> **YOUR GOAL**
Pictures do not belong in your copy. Repeat all the other data exactly.

(Dataset excerpts)
┌──

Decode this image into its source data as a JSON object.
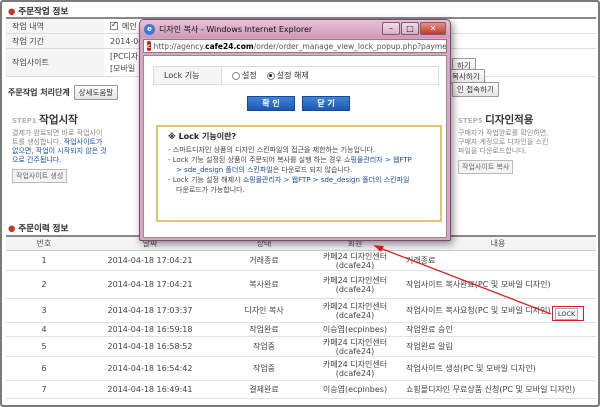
{
  "order_info": {
    "title": "주문작업 정보",
    "rows": [
      {
        "label": "작업 내역",
        "value": "메인",
        "checked": true
      },
      {
        "label": "작업 기간",
        "value": "2014-04"
      },
      {
        "label": "작업사이트",
        "value_line1": "[PC디자",
        "value_line2": "[모바일"
      }
    ],
    "right_btn_1": "하기",
    "right_btn_2": "사이트 복사하기",
    "right_btn_3": "인 접속하기"
  },
  "stage": {
    "title": "주문작업 처리단계",
    "detail_button": "상세도움말"
  },
  "steps": [
    {
      "num": "STEP1",
      "title": "작업시작",
      "desc1": "결제가 완료되면 바로 작업사이",
      "desc2": "트를 생성합니다.",
      "desc3_hl": "작업사이트가",
      "desc4_hl": "없으면, 작업이 시작되지 않은 것",
      "desc5_hl": "으로 간주됩니다.",
      "button": "작업사이트 생성"
    },
    {
      "num": "STEP5",
      "title": "디자인적용",
      "desc1": "구매자가 작업완료를 확인하면,",
      "desc2": "구매자 계정으로 디자인을 스킨",
      "desc3": "파일을 다운로드합니다.",
      "button": "작업사이트 복사"
    }
  ],
  "history": {
    "title": "주문이력 정보",
    "headers": {
      "no": "번호",
      "date": "날짜",
      "state": "상태",
      "member": "회원",
      "content": "내용"
    },
    "rows": [
      {
        "no": "1",
        "date": "2014-04-18 17:04:21",
        "state": "거래종료",
        "member1": "카페24 디자인센터",
        "member2": "(dcafe24)",
        "content": "거래종료"
      },
      {
        "no": "2",
        "date": "2014-04-18 17:04:21",
        "state": "복사완료",
        "member1": "카페24 디자인센터",
        "member2": "(dcafe24)",
        "content": "작업사이트 복사완료(PC 및 모바일 디자인)"
      },
      {
        "no": "3",
        "date": "2014-04-18 17:03:37",
        "state": "디자인 복사",
        "member1": "카페24 디자인센터",
        "member2": "(dcafe24)",
        "content": "작업사이트 복사요청(PC 및 모바일 디자인)"
      },
      {
        "no": "4",
        "date": "2014-04-18 16:59:18",
        "state": "작업완료",
        "member1": "이승엽(ecpinbes)",
        "member2": "",
        "content": "작업완료 승인"
      },
      {
        "no": "5",
        "date": "2014-04-18 16:58:52",
        "state": "작업중",
        "member1": "카페24 디자인센터",
        "member2": "(dcafe24)",
        "content": "작업완료 알림"
      },
      {
        "no": "6",
        "date": "2014-04-18 16:54:42",
        "state": "작업중",
        "member1": "카페24 디자인센터",
        "member2": "(dcafe24)",
        "content": "작업사이트 생성(PC 및 모바일 디자인)"
      },
      {
        "no": "7",
        "date": "2014-04-18 16:49:41",
        "state": "결제완료",
        "member1": "이승엽(ecpinbes)",
        "member2": "",
        "content": "쇼핑몰디자인 무료상품 신청(PC 및 모바일 디자인)"
      }
    ],
    "lock_button": "LOCK"
  },
  "popup": {
    "window_title": "디자인 복사 - Windows Internet Explorer",
    "url_prefix": "http://agency.",
    "url_domain": "cafe24.com",
    "url_suffix": "/order/order_manage_view_lock_popup.php?paymentListIc",
    "lock_label": "Lock 기능",
    "option_set": "설정",
    "option_unset": "설정 해제",
    "confirm": "확 인",
    "close": "닫 기",
    "notice_title": "※ Lock 기능이란?",
    "notice": {
      "l1": "- 스마트디자인 상품의 디자인 스킨파일의 접근을 제한하는 기능입니다.",
      "l2a": "- Lock 기능 설정된 상품이 주문되어 복사를 실행 하는 경우 ",
      "l2b": "쇼핑몰관리자 > 웹FTP",
      "l3a": "> sde_design 폴더의 스킨파일",
      "l3b": "은 다운로드 되지 않습니다.",
      "l4a": "- Lock 기능 설정 해제시 ",
      "l4b": "쇼핑몰관리자 > 웹FTP > sde_design 폴더의 스킨파일",
      "l5": "다운로드가 가능합니다."
    }
  },
  "colors": {
    "accent": "#1c58b0",
    "highlight_red": "#d42020",
    "popup_frame": "#d7a7c3"
  }
}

└──

> **TASK SOLUTION**
Decode this image into its source data as a JSON object.
{
  "order_info": {
    "title": "주문작업 정보",
    "rows": [
      {
        "label": "작업 내역",
        "value": "메인",
        "checked": true
      },
      {
        "label": "작업 기간",
        "value": "2014-04"
      },
      {
        "label": "작업사이트",
        "value_line1": "[PC디자",
        "value_line2": "[모바일"
      }
    ],
    "right_btn_1": "하기",
    "right_btn_2": "사이트 복사하기",
    "right_btn_3": "인 접속하기"
  },
  "stage": {
    "title": "주문작업 처리단계",
    "detail_button": "상세도움말"
  },
  "steps": [
    {
      "num": "STEP1",
      "title": "작업시작",
      "desc1": "결제가 완료되면 바로 작업사이",
      "desc2": "트를 생성합니다.",
      "desc3_hl": "작업사이트가",
      "desc4_hl": "없으면, 작업이 시작되지 않은 것",
      "desc5_hl": "으로 간주됩니다.",
      "button": "작업사이트 생성"
    },
    {
      "num": "STEP5",
      "title": "디자인적용",
      "desc1": "구매자가 작업완료를 확인하면,",
      "desc2": "구매자 계정으로 디자인을 스킨",
      "desc3": "파일을 다운로드합니다.",
      "button": "작업사이트 복사"
    }
  ],
  "history": {
    "title": "주문이력 정보",
    "headers": {
      "no": "번호",
      "date": "날짜",
      "state": "상태",
      "member": "회원",
      "content": "내용"
    },
    "rows": [
      {
        "no": "1",
        "date": "2014-04-18 17:04:21",
        "state": "거래종료",
        "member1": "카페24 디자인센터",
        "member2": "(dcafe24)",
        "content": "거래종료"
      },
      {
        "no": "2",
        "date": "2014-04-18 17:04:21",
        "state": "복사완료",
        "member1": "카페24 디자인센터",
        "member2": "(dcafe24)",
        "content": "작업사이트 복사완료(PC 및 모바일 디자인)"
      },
      {
        "no": "3",
        "date": "2014-04-18 17:03:37",
        "state": "디자인 복사",
        "member1": "카페24 디자인센터",
        "member2": "(dcafe24)",
        "content": "작업사이트 복사요청(PC 및 모바일 디자인)"
      },
      {
        "no": "4",
        "date": "2014-04-18 16:59:18",
        "state": "작업완료",
        "member1": "이승엽(ecpinbes)",
        "member2": "",
        "content": "작업완료 승인"
      },
      {
        "no": "5",
        "date": "2014-04-18 16:58:52",
        "state": "작업중",
        "member1": "카페24 디자인센터",
        "member2": "(dcafe24)",
        "content": "작업완료 알림"
      },
      {
        "no": "6",
        "date": "2014-04-18 16:54:42",
        "state": "작업중",
        "member1": "카페24 디자인센터",
        "member2": "(dcafe24)",
        "content": "작업사이트 생성(PC 및 모바일 디자인)"
      },
      {
        "no": "7",
        "date": "2014-04-18 16:49:41",
        "state": "결제완료",
        "member1": "이승엽(ecpinbes)",
        "member2": "",
        "content": "쇼핑몰디자인 무료상품 신청(PC 및 모바일 디자인)"
      }
    ],
    "lock_button": "LOCK"
  },
  "popup": {
    "window_title": "디자인 복사 - Windows Internet Explorer",
    "url_prefix": "http://agency.",
    "url_domain": "cafe24.com",
    "url_suffix": "/order/order_manage_view_lock_popup.php?paymentListIc",
    "lock_label": "Lock 기능",
    "option_set": "설정",
    "option_unset": "설정 해제",
    "confirm": "확 인",
    "close": "닫 기",
    "notice_title": "※ Lock 기능이란?",
    "notice": {
      "l1": "- 스마트디자인 상품의 디자인 스킨파일의 접근을 제한하는 기능입니다.",
      "l2a": "- Lock 기능 설정된 상품이 주문되어 복사를 실행 하는 경우 ",
      "l2b": "쇼핑몰관리자 > 웹FTP",
      "l3a": "> sde_design 폴더의 스킨파일",
      "l3b": "은 다운로드 되지 않습니다.",
      "l4a": "- Lock 기능 설정 해제시 ",
      "l4b": "쇼핑몰관리자 > 웹FTP > sde_design 폴더의 스킨파일",
      "l5": "다운로드가 가능합니다."
    }
  },
  "colors": {
    "accent": "#1c58b0",
    "highlight_red": "#d42020",
    "popup_frame": "#d7a7c3"
  }
}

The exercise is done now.